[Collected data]
[BEGIN]
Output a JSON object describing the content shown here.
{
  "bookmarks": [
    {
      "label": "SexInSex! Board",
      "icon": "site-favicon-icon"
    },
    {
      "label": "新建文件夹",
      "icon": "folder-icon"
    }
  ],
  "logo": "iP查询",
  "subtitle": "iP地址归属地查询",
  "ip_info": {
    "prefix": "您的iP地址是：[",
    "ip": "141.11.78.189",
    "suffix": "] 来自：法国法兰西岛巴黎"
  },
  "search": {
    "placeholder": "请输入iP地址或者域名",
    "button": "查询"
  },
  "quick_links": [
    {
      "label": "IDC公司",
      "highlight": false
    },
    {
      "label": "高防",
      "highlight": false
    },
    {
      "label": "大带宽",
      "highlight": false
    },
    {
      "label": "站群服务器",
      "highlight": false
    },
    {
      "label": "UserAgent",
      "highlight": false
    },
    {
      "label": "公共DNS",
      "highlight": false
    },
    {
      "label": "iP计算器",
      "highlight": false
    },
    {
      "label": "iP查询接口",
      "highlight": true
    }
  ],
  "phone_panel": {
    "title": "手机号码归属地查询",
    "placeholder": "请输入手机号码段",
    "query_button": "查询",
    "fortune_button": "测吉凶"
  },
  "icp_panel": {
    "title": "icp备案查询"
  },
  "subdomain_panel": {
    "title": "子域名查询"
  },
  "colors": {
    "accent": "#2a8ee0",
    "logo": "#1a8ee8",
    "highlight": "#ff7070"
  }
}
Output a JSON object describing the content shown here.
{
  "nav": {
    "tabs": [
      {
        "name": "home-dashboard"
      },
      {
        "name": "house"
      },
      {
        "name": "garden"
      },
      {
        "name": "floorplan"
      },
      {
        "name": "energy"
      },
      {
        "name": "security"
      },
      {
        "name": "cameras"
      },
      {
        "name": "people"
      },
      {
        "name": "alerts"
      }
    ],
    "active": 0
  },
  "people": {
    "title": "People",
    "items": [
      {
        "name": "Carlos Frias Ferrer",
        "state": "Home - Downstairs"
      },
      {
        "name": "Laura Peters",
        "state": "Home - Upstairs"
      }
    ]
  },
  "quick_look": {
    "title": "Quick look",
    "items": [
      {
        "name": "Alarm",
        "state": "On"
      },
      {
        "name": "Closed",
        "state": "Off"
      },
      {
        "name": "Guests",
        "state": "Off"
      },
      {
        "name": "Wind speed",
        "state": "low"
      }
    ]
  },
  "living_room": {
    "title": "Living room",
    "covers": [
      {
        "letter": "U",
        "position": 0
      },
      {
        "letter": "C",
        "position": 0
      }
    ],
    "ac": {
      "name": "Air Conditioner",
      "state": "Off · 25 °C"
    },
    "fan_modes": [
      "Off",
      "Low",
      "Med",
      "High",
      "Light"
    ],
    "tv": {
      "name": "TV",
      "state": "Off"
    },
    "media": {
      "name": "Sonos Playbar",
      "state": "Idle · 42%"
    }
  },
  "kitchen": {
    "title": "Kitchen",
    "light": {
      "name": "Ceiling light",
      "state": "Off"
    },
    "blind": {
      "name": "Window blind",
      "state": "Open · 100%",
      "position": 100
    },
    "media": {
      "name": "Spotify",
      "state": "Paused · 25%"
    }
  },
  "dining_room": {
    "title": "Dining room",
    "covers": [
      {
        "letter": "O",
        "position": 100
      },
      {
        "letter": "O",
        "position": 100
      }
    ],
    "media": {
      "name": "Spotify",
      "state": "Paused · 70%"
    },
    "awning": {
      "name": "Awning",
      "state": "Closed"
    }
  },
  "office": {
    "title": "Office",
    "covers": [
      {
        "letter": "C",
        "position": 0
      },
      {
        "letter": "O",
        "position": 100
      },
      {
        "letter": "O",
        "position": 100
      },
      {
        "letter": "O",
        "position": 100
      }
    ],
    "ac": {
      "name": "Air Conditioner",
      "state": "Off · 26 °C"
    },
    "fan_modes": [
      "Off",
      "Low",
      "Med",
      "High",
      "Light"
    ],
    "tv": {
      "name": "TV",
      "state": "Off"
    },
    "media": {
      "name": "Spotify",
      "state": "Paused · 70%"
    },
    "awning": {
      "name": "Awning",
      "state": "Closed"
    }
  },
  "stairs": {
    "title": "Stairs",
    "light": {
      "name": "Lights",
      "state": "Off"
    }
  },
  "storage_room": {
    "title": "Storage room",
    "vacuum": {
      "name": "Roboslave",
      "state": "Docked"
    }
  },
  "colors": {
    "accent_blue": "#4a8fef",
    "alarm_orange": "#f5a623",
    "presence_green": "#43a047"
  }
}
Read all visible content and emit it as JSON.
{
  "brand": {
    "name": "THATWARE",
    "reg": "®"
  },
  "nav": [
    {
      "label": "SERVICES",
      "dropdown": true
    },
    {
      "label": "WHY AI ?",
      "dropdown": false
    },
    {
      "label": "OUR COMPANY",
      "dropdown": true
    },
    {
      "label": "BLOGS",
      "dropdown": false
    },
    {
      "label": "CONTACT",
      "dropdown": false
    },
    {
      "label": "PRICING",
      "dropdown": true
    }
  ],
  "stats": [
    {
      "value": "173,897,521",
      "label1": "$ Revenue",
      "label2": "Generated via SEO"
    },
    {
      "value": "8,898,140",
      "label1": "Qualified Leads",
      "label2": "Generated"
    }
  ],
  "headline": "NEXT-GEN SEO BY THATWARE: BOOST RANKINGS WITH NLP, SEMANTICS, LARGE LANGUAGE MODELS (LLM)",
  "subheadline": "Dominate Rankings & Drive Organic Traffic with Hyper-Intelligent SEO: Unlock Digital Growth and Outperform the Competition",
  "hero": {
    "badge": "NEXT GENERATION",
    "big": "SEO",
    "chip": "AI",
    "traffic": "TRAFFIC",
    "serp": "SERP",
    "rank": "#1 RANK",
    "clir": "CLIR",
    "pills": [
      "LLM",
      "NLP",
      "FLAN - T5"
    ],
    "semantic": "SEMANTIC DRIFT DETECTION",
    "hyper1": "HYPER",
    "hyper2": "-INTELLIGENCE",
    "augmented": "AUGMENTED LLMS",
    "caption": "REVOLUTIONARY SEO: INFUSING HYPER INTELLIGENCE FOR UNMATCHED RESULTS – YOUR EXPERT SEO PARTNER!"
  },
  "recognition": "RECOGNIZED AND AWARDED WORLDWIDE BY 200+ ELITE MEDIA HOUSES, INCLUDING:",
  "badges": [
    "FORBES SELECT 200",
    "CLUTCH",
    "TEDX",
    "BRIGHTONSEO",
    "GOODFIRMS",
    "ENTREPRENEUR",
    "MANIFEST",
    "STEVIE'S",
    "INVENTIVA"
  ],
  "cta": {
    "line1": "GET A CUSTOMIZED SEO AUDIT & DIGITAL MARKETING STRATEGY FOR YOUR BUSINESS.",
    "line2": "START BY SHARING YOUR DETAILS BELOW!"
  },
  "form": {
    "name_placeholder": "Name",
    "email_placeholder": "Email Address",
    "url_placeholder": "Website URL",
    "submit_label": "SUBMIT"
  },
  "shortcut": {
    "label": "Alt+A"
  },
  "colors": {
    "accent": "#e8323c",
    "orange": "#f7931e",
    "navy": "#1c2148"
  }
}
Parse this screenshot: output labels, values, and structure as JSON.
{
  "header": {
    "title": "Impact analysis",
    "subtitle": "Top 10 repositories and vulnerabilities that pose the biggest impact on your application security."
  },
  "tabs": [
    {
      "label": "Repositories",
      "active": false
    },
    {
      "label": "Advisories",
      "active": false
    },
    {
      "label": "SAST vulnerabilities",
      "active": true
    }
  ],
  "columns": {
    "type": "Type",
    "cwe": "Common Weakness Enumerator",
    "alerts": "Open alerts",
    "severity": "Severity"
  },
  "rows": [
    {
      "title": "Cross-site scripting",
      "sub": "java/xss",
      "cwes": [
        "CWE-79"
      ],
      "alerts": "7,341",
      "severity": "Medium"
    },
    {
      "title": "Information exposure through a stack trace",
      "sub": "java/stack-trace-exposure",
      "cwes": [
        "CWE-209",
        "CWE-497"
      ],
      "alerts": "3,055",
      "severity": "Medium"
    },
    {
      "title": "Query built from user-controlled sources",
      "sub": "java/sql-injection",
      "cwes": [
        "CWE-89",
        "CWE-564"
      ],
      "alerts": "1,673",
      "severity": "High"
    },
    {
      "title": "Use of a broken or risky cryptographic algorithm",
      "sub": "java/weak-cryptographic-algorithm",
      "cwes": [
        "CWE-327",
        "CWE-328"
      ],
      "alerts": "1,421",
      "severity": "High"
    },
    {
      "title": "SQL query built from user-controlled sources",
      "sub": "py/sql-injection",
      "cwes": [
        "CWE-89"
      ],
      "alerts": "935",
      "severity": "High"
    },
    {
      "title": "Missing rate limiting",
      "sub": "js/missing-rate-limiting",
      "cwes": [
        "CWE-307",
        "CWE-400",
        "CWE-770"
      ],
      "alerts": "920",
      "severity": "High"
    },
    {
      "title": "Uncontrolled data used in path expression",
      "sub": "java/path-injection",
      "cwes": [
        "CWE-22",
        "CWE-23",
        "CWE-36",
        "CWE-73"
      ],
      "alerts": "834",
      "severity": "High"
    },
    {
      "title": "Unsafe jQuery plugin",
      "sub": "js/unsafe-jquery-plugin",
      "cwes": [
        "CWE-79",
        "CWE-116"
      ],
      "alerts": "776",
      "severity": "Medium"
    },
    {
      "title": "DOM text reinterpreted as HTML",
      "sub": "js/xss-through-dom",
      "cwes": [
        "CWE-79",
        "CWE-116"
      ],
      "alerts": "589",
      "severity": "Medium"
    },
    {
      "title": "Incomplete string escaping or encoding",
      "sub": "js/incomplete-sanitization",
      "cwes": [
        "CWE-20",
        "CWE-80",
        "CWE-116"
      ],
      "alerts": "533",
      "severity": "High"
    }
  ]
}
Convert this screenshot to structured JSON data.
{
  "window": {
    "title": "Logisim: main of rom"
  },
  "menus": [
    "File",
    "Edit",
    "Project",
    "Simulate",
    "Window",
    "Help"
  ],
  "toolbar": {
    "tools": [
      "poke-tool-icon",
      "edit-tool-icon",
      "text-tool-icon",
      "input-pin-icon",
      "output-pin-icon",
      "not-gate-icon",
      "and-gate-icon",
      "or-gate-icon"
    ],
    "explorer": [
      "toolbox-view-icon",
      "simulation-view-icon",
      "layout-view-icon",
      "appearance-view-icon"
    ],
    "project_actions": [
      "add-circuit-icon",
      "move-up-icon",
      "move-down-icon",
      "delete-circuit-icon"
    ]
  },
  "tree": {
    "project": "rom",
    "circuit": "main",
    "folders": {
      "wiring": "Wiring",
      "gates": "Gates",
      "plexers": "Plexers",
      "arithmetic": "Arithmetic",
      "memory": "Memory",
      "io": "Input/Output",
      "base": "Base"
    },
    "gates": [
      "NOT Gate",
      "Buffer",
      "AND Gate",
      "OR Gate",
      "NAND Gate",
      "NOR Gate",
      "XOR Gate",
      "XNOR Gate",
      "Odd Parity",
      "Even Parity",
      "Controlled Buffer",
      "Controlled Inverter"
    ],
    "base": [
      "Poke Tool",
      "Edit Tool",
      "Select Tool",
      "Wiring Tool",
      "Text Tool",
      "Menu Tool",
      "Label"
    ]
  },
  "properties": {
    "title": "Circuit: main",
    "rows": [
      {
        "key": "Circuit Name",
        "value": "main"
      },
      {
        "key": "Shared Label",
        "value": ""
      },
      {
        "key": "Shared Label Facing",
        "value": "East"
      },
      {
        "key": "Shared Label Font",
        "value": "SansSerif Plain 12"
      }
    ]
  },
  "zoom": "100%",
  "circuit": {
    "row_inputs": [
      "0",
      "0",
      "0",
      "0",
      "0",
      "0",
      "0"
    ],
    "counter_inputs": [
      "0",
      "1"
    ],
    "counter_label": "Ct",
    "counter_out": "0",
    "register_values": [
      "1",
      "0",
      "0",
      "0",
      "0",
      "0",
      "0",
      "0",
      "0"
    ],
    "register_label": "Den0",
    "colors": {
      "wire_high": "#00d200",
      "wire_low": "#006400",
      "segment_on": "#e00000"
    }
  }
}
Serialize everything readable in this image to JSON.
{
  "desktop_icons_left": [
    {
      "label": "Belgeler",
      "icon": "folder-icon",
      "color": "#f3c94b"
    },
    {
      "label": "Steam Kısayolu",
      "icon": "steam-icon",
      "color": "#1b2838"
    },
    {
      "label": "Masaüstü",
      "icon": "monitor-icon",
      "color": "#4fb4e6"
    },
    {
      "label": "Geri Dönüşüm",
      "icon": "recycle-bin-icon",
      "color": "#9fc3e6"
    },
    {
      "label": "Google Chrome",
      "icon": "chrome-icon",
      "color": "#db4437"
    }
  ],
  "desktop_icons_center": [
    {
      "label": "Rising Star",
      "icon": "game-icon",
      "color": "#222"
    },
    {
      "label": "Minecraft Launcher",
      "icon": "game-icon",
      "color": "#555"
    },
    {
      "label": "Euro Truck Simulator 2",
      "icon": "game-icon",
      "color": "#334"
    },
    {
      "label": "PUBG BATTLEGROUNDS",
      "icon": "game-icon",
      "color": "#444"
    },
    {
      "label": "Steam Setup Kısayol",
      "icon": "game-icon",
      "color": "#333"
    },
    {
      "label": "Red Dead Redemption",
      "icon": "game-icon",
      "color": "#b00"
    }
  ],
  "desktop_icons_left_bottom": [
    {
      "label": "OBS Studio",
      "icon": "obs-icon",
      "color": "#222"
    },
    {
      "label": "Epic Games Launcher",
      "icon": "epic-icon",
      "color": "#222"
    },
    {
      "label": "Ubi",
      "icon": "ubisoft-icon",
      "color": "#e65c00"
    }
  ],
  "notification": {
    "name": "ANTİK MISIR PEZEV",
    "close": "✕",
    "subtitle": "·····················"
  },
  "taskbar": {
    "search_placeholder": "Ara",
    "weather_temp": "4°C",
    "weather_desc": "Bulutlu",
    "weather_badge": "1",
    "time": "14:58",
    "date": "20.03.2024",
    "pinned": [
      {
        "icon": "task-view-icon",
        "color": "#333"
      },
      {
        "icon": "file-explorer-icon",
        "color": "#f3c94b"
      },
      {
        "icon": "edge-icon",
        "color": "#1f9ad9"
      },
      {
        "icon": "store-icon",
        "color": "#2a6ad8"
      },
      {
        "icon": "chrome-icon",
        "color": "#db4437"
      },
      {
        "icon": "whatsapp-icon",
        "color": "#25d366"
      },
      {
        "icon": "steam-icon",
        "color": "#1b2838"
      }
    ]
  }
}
[END]
— What the task asks —
Report each line in the preceding entries that holds the string "sources".

— Completed exercise —
      "title": "Query built from user-controlled sources",
      "title": "SQL query built from user-controlled sources",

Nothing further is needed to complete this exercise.